→ YOUR TASK:
Go through the material and pull out every line with the string "when" in it.
Begin
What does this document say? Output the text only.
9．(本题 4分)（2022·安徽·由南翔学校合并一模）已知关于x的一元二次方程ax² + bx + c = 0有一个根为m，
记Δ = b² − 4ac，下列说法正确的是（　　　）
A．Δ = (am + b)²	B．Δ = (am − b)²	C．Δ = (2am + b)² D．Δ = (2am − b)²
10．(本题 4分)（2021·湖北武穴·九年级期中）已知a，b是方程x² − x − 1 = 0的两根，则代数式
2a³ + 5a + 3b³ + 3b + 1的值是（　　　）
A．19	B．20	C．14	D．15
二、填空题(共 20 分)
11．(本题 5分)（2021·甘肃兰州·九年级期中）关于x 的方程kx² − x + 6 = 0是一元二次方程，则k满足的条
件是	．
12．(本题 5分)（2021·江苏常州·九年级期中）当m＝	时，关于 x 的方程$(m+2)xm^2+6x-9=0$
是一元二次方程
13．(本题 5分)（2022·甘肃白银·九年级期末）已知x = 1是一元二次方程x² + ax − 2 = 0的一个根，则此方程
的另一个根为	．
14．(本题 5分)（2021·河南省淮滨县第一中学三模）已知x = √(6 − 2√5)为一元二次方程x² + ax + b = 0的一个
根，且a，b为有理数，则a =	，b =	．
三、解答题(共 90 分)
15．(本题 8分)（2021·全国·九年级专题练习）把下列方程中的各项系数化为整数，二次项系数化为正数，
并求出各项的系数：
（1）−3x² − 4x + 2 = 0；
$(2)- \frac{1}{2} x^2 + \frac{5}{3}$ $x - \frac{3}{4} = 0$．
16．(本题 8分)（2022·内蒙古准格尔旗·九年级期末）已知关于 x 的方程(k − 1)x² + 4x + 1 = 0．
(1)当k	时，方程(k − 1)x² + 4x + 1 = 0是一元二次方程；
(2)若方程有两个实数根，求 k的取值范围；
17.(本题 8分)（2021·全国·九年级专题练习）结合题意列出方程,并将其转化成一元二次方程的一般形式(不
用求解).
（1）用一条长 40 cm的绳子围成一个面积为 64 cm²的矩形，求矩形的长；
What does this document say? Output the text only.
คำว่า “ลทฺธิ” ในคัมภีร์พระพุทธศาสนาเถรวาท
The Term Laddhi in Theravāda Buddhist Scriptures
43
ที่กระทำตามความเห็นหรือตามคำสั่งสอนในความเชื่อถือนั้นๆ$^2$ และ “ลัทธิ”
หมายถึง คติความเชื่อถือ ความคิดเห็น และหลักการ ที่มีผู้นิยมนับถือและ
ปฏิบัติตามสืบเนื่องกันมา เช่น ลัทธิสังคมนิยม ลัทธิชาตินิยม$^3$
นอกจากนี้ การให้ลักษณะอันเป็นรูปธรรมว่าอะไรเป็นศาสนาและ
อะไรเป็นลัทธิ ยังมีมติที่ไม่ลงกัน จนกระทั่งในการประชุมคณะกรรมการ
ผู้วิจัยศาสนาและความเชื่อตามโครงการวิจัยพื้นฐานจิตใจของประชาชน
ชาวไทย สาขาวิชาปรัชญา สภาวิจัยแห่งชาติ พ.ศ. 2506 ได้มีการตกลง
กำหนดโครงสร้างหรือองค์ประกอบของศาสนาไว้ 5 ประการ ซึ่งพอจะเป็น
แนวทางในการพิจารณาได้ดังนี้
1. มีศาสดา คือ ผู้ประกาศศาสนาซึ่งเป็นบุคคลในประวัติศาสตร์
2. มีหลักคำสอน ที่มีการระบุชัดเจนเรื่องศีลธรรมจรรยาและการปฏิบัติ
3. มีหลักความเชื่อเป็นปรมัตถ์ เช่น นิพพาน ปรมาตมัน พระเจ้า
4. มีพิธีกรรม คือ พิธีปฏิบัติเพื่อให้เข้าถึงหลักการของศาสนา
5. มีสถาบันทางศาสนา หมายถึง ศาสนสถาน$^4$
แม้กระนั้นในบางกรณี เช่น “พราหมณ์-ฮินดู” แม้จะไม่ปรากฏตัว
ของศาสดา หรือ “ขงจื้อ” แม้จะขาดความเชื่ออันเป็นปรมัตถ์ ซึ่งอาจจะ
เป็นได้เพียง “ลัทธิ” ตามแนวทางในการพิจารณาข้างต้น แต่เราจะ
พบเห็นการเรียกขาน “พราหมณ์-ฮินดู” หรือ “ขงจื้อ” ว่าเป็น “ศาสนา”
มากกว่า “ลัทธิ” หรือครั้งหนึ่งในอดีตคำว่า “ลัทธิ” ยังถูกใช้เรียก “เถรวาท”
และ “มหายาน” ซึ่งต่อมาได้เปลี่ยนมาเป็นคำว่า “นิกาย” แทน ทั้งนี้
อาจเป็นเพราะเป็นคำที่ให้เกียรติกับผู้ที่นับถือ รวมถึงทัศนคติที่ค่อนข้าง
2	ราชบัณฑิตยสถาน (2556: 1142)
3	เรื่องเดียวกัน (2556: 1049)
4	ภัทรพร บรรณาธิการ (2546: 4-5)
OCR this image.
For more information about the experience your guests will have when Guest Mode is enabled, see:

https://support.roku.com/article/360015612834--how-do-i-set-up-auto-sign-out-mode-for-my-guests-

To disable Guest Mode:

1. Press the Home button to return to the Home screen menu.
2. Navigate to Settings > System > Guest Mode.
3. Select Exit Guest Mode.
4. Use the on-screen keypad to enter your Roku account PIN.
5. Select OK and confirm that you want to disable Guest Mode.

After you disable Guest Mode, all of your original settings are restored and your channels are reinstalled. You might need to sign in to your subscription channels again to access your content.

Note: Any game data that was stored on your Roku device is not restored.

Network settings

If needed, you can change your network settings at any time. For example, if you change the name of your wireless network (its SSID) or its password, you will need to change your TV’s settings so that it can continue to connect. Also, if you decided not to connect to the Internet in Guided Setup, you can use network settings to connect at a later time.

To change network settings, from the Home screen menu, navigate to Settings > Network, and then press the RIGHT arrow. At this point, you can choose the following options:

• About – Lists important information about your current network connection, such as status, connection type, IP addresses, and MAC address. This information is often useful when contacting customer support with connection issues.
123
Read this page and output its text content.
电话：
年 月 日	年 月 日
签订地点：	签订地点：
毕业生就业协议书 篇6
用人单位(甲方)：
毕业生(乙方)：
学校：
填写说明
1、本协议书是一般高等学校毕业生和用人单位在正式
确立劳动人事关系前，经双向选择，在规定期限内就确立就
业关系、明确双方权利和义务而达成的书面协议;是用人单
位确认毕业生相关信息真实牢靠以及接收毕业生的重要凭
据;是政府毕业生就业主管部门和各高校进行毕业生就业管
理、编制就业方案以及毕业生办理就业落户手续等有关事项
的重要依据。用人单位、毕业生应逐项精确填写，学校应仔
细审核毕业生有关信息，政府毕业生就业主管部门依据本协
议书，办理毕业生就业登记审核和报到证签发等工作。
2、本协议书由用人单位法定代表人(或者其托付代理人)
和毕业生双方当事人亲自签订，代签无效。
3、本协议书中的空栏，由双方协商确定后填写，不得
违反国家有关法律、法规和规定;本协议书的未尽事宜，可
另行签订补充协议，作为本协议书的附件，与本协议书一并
End
→ SOLUTION TO THIS TASK:
For more information about the experience your guests will have when Guest Mode is enabled, see:
• About – Lists important information about your current network connection, such as status, connection type, IP addresses, and MAC address. This information is often useful when contacting customer support with connection issues.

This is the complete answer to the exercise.